[Provided records]

────────────────────────────────────────

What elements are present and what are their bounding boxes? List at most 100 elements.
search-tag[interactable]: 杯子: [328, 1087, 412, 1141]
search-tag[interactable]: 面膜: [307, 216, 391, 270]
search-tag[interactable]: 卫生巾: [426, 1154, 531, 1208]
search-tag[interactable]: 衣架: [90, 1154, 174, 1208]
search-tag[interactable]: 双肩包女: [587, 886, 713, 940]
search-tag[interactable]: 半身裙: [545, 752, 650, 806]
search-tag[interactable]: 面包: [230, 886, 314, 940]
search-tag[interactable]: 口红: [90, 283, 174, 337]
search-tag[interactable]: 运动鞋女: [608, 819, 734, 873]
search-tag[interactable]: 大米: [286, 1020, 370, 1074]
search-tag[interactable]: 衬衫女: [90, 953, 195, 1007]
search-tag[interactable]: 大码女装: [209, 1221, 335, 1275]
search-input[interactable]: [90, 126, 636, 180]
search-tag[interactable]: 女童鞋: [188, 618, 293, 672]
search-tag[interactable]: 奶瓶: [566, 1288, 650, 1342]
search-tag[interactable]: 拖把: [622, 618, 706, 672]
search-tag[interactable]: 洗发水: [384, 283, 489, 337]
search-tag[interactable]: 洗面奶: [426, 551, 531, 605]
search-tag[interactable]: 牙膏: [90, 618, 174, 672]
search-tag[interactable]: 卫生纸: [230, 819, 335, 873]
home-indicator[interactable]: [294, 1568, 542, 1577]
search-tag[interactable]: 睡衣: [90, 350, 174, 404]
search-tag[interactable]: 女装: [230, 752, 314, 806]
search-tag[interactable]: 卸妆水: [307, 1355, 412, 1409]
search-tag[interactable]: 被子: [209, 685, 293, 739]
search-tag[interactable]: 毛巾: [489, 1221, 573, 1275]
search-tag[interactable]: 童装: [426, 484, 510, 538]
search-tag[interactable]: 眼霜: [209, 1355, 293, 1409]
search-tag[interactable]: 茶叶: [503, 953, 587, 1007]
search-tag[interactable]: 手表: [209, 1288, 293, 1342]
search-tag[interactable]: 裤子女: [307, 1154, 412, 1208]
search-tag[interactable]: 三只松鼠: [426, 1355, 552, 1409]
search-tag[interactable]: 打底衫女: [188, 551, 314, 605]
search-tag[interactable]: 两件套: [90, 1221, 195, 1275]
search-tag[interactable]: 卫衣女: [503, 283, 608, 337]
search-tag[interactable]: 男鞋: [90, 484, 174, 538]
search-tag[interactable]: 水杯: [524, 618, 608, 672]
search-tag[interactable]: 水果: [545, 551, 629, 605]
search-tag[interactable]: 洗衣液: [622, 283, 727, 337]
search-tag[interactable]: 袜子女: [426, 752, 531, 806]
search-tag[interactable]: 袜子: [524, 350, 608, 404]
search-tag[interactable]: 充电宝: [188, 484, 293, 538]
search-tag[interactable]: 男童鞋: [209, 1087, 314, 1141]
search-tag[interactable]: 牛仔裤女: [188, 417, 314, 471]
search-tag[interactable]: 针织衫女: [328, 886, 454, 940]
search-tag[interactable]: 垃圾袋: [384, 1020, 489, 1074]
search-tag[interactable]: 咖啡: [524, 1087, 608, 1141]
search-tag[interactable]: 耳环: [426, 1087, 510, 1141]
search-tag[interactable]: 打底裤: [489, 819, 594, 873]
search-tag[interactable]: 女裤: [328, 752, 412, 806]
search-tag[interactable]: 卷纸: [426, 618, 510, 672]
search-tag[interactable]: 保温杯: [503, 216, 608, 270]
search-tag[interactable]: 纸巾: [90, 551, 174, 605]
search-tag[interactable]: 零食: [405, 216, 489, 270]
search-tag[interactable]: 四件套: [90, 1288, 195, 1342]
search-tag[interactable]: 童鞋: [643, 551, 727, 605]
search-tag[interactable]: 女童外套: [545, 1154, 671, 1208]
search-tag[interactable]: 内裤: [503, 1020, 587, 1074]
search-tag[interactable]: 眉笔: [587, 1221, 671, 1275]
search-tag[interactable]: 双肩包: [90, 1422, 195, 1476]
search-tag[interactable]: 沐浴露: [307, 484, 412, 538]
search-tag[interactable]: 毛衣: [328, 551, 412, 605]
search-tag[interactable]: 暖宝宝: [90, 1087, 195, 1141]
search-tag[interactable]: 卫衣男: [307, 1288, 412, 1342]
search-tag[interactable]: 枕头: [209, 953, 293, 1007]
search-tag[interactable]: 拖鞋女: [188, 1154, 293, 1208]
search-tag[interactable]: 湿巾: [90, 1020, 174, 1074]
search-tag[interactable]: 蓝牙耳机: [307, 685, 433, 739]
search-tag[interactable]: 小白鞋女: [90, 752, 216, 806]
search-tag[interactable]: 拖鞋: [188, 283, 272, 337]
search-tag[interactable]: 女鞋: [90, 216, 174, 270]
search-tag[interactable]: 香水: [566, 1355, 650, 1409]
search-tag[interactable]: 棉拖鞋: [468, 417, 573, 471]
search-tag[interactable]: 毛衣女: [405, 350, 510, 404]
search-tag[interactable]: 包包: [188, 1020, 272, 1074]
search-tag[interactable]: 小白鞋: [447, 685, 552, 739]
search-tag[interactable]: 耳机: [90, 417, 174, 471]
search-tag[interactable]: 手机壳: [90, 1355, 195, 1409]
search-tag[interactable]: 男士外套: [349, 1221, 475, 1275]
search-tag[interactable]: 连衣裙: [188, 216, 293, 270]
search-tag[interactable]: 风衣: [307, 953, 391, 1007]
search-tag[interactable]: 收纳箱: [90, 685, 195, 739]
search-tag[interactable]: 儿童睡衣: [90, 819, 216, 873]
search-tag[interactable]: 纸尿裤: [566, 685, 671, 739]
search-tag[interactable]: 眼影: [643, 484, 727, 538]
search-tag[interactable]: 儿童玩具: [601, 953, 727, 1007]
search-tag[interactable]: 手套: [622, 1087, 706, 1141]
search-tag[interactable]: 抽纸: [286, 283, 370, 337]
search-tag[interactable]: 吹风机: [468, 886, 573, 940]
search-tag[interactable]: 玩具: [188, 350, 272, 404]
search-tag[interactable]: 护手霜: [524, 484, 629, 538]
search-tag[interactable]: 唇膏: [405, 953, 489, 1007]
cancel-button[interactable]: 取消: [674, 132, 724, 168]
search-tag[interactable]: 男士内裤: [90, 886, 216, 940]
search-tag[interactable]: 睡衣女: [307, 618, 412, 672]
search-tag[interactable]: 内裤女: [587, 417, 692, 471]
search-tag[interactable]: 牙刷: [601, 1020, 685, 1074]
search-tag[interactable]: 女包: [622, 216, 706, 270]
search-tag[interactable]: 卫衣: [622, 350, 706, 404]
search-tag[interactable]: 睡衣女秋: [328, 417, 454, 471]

────────────────────────────────────────

[Given exercise] Please pull out every line of the records above that contains the string "大码女装" and copy each one as it appears.

[Task output]
search-tag[interactable]: 大码女装: [209, 1221, 335, 1275]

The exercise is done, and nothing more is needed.